Will you transcribe all the entries word for word, skipping the pictures they hold?

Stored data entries
╭──

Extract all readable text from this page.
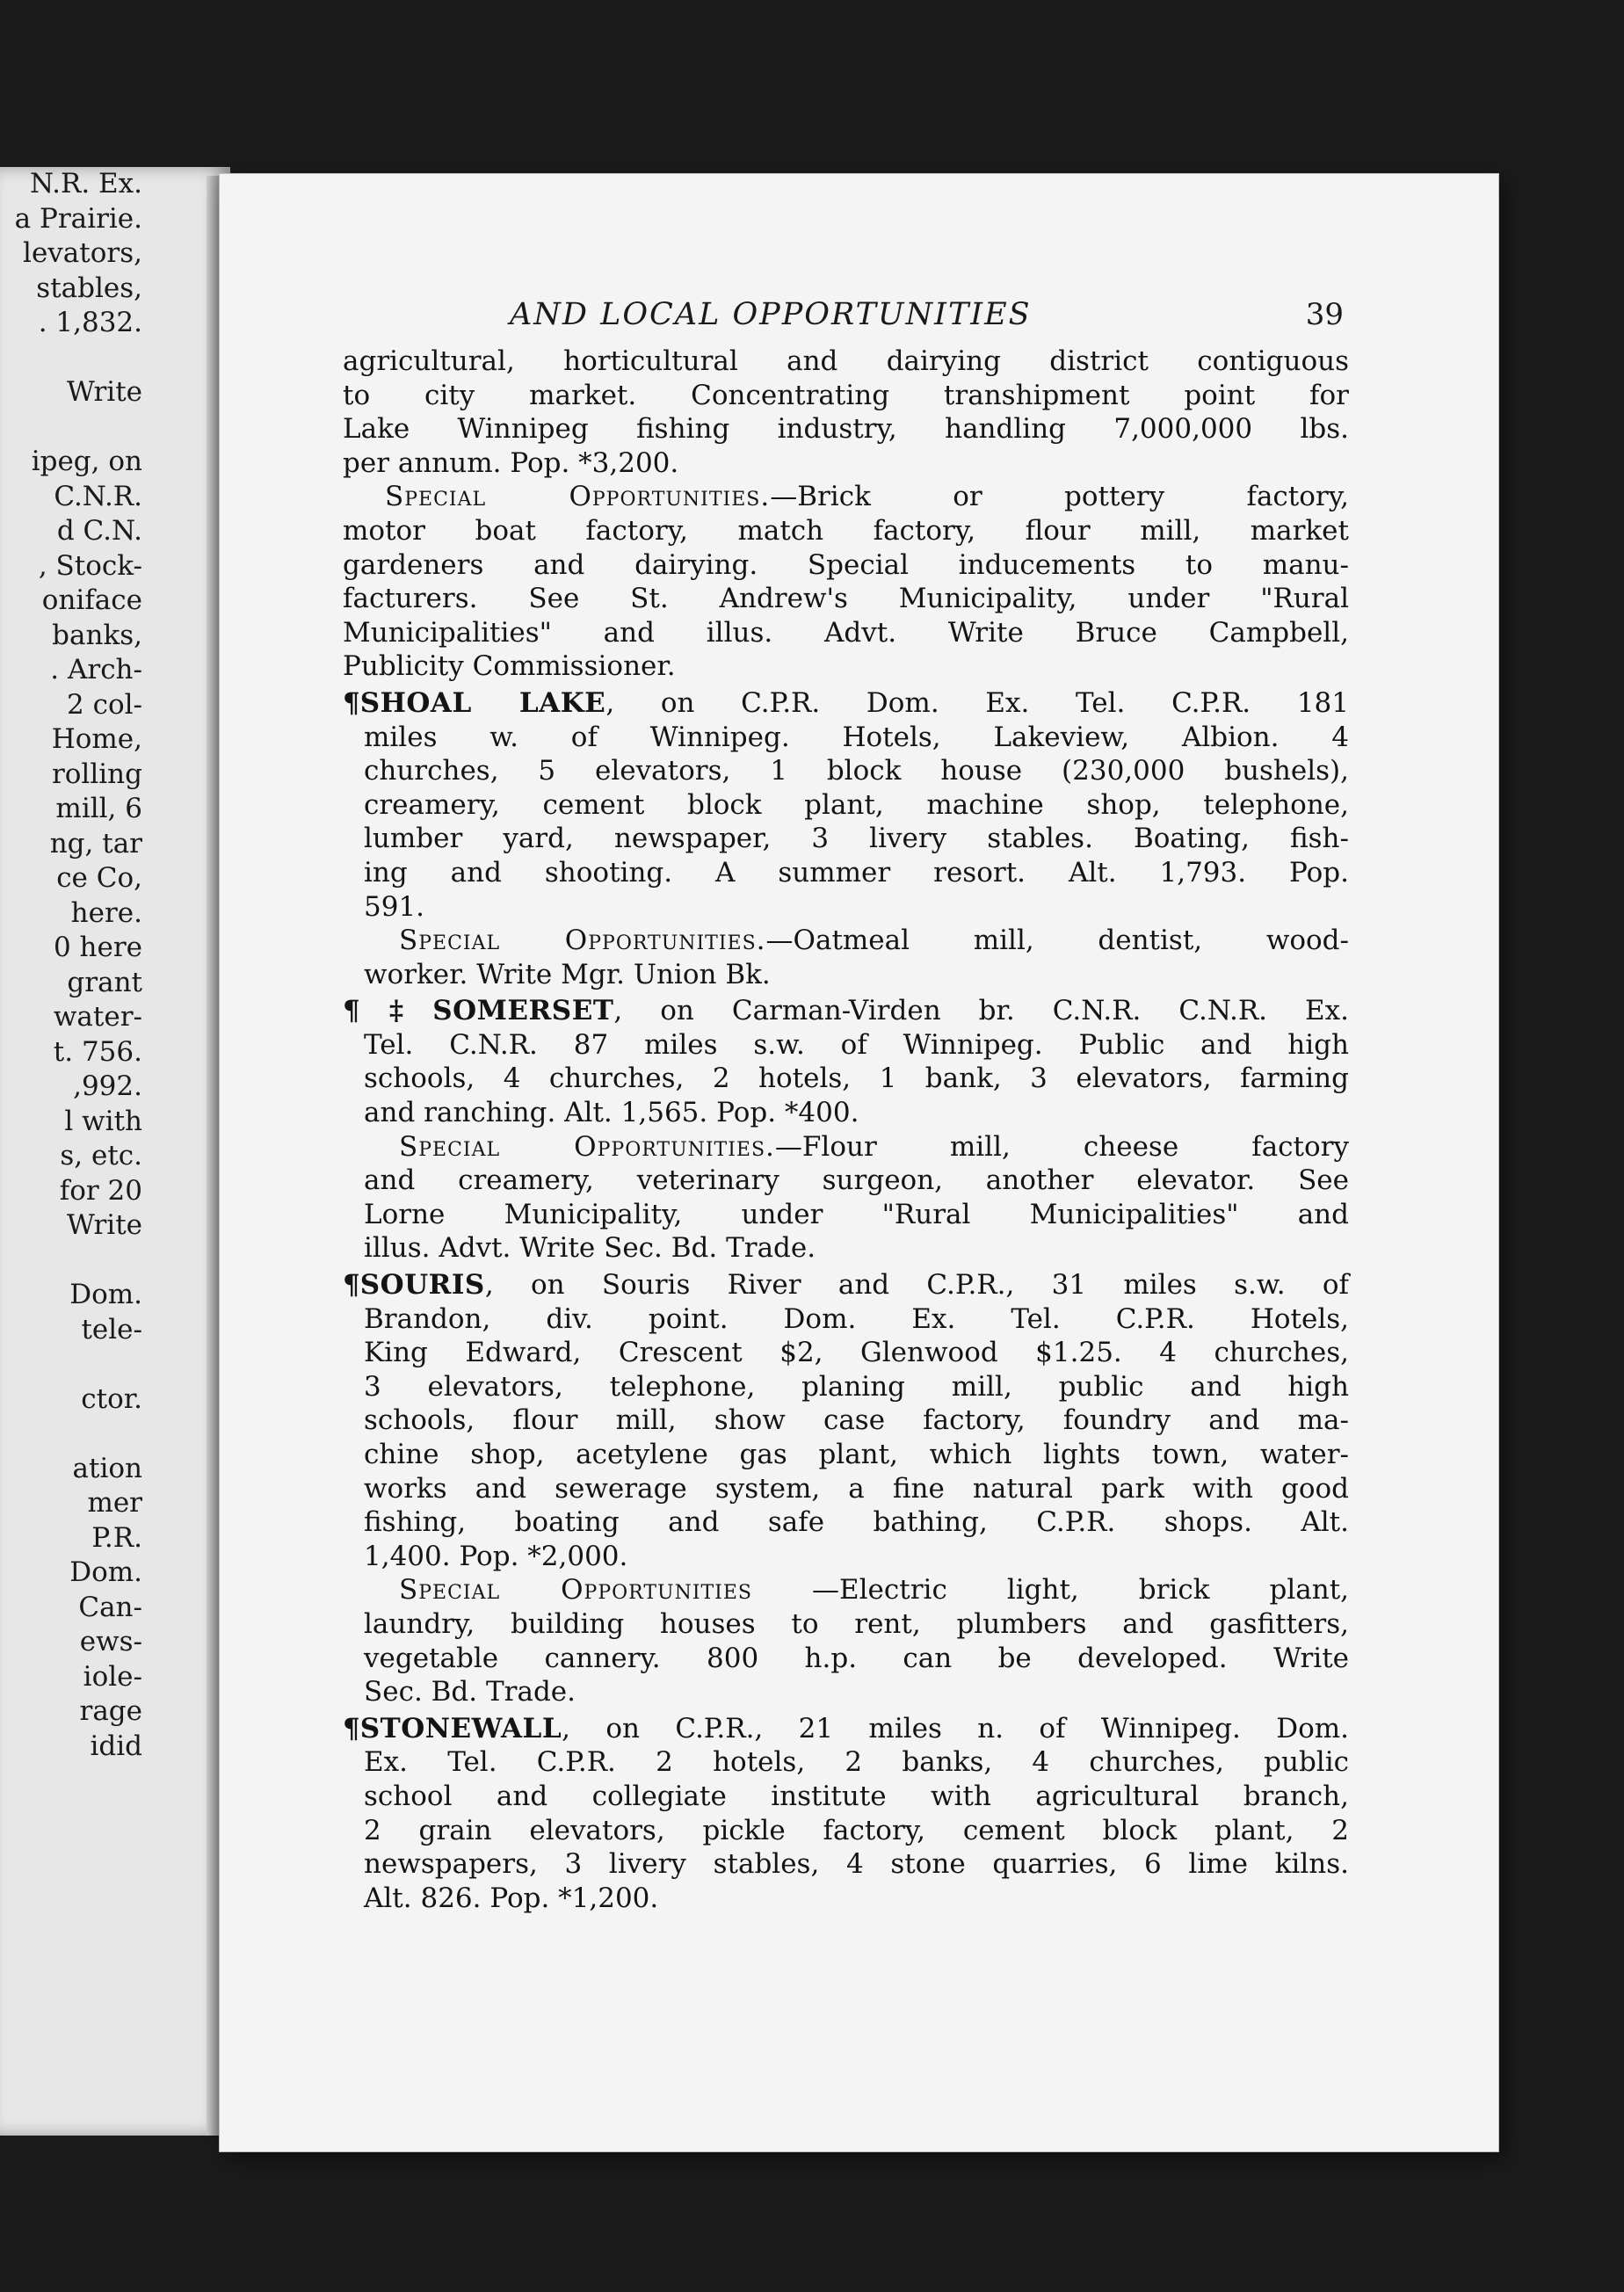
N.R. Ex.
a Prairie.
levators,
stables,
. 1,832.
Write
ipeg, on
C.N.R.
d C.N.
, Stock-
oniface
banks,
. Arch-
2 col-
Home,
rolling
mill, 6
ng, tar
ce Co,
here.
0 here
grant
water-
t. 756.
,992.
l with
s, etc.
for 20
Write
Dom.
tele-
ctor.
ation
mer
P.R.
Dom.
Can-
ews-
iole-
rage
idid
AND LOCAL OPPORTUNITIES	39
agricultural, horticultural and dairying district contiguous
to city market. Concentrating transhipment point for
Lake Winnipeg fishing industry, handling 7,000,000 lbs.
per annum. Pop. *3,200.
Special Opportunities.—Brick or pottery factory,
motor boat factory, match factory, flour mill, market
gardeners and dairying. Special inducements to manu-
facturers. See St. Andrew's Municipality, under "Rural
Municipalities" and illus. Advt. Write Bruce Campbell,
Publicity Commissioner.
¶SHOAL LAKE, on C.P.R. Dom. Ex. Tel. C.P.R. 181
miles w. of Winnipeg. Hotels, Lakeview, Albion. 4
churches, 5 elevators, 1 block house (230,000 bushels),
creamery, cement block plant, machine shop, telephone,
lumber yard, newspaper, 3 livery stables. Boating, fish-
ing and shooting. A summer resort. Alt. 1,793. Pop.
591.
Special Opportunities.—Oatmeal mill, dentist, wood-
worker. Write Mgr. Union Bk.
¶‡SOMERSET, on Carman-Virden br. C.N.R. C.N.R. Ex.
Tel. C.N.R. 87 miles s.w. of Winnipeg. Public and high
schools, 4 churches, 2 hotels, 1 bank, 3 elevators, farming
and ranching. Alt. 1,565. Pop. *400.
Special Opportunities.—Flour mill, cheese factory
and creamery, veterinary surgeon, another elevator. See
Lorne Municipality, under "Rural Municipalities" and
illus. Advt. Write Sec. Bd. Trade.
¶SOURIS, on Souris River and C.P.R., 31 miles s.w. of
Brandon, div. point. Dom. Ex. Tel. C.P.R. Hotels,
King Edward, Crescent $2, Glenwood $1.25. 4 churches,
3 elevators, telephone, planing mill, public and high
schools, flour mill, show case factory, foundry and ma-
chine shop, acetylene gas plant, which lights town, water-
works and sewerage system, a fine natural park with good
fishing, boating and safe bathing, C.P.R. shops. Alt.
1,400. Pop. *2,000.
Special Opportunities —Electric light, brick plant,
laundry, building houses to rent, plumbers and gasfitters,
vegetable cannery. 800 h.p. can be developed. Write
Sec. Bd. Trade.
¶STONEWALL, on C.P.R., 21 miles n. of Winnipeg. Dom.
Ex. Tel. C.P.R. 2 hotels, 2 banks, 4 churches, public
school and collegiate institute with agricultural branch,
2 grain elevators, pickle factory, cement block plant, 2
newspapers, 3 livery stables, 4 stone quarries, 6 lime kilns.
Alt. 826. Pop. *1,200.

╰──

• _Solution to the problem_
Extract all readable text from this page.
N.R. Ex.
a Prairie.
levators,
stables,
. 1,832.
Write
ipeg, on
C.N.R.
d C.N.
, Stock-
oniface
banks,
. Arch-
2 col-
Home,
rolling
mill, 6
ng, tar
ce Co,
here.
0 here
grant
water-
t. 756.
,992.
l with
s, etc.
for 20
Write
Dom.
tele-
ctor.
ation
mer
P.R.
Dom.
Can-
ews-
iole-
rage
idid
AND LOCAL OPPORTUNITIES	39
agricultural, horticultural and dairying district contiguous
to city market. Concentrating transhipment point for
Lake Winnipeg fishing industry, handling 7,000,000 lbs.
per annum. Pop. *3,200.
Special Opportunities.—Brick or pottery factory,
motor boat factory, match factory, flour mill, market
gardeners and dairying. Special inducements to manu-
facturers. See St. Andrew's Municipality, under "Rural
Municipalities" and illus. Advt. Write Bruce Campbell,
Publicity Commissioner.
¶SHOAL LAKE, on C.P.R. Dom. Ex. Tel. C.P.R. 181
miles w. of Winnipeg. Hotels, Lakeview, Albion. 4
churches, 5 elevators, 1 block house (230,000 bushels),
creamery, cement block plant, machine shop, telephone,
lumber yard, newspaper, 3 livery stables. Boating, fish-
ing and shooting. A summer resort. Alt. 1,793. Pop.
591.
Special Opportunities.—Oatmeal mill, dentist, wood-
worker. Write Mgr. Union Bk.
¶‡SOMERSET, on Carman-Virden br. C.N.R. C.N.R. Ex.
Tel. C.N.R. 87 miles s.w. of Winnipeg. Public and high
schools, 4 churches, 2 hotels, 1 bank, 3 elevators, farming
and ranching. Alt. 1,565. Pop. *400.
Special Opportunities.—Flour mill, cheese factory
and creamery, veterinary surgeon, another elevator. See
Lorne Municipality, under "Rural Municipalities" and
illus. Advt. Write Sec. Bd. Trade.
¶SOURIS, on Souris River and C.P.R., 31 miles s.w. of
Brandon, div. point. Dom. Ex. Tel. C.P.R. Hotels,
King Edward, Crescent $2, Glenwood $1.25. 4 churches,
3 elevators, telephone, planing mill, public and high
schools, flour mill, show case factory, foundry and ma-
chine shop, acetylene gas plant, which lights town, water-
works and sewerage system, a fine natural park with good
fishing, boating and safe bathing, C.P.R. shops. Alt.
1,400. Pop. *2,000.
Special Opportunities —Electric light, brick plant,
laundry, building houses to rent, plumbers and gasfitters,
vegetable cannery. 800 h.p. can be developed. Write
Sec. Bd. Trade.
¶STONEWALL, on C.P.R., 21 miles n. of Winnipeg. Dom.
Ex. Tel. C.P.R. 2 hotels, 2 banks, 4 churches, public
school and collegiate institute with agricultural branch,
2 grain elevators, pickle factory, cement block plant, 2
newspapers, 3 livery stables, 4 stone quarries, 6 lime kilns.
Alt. 826. Pop. *1,200.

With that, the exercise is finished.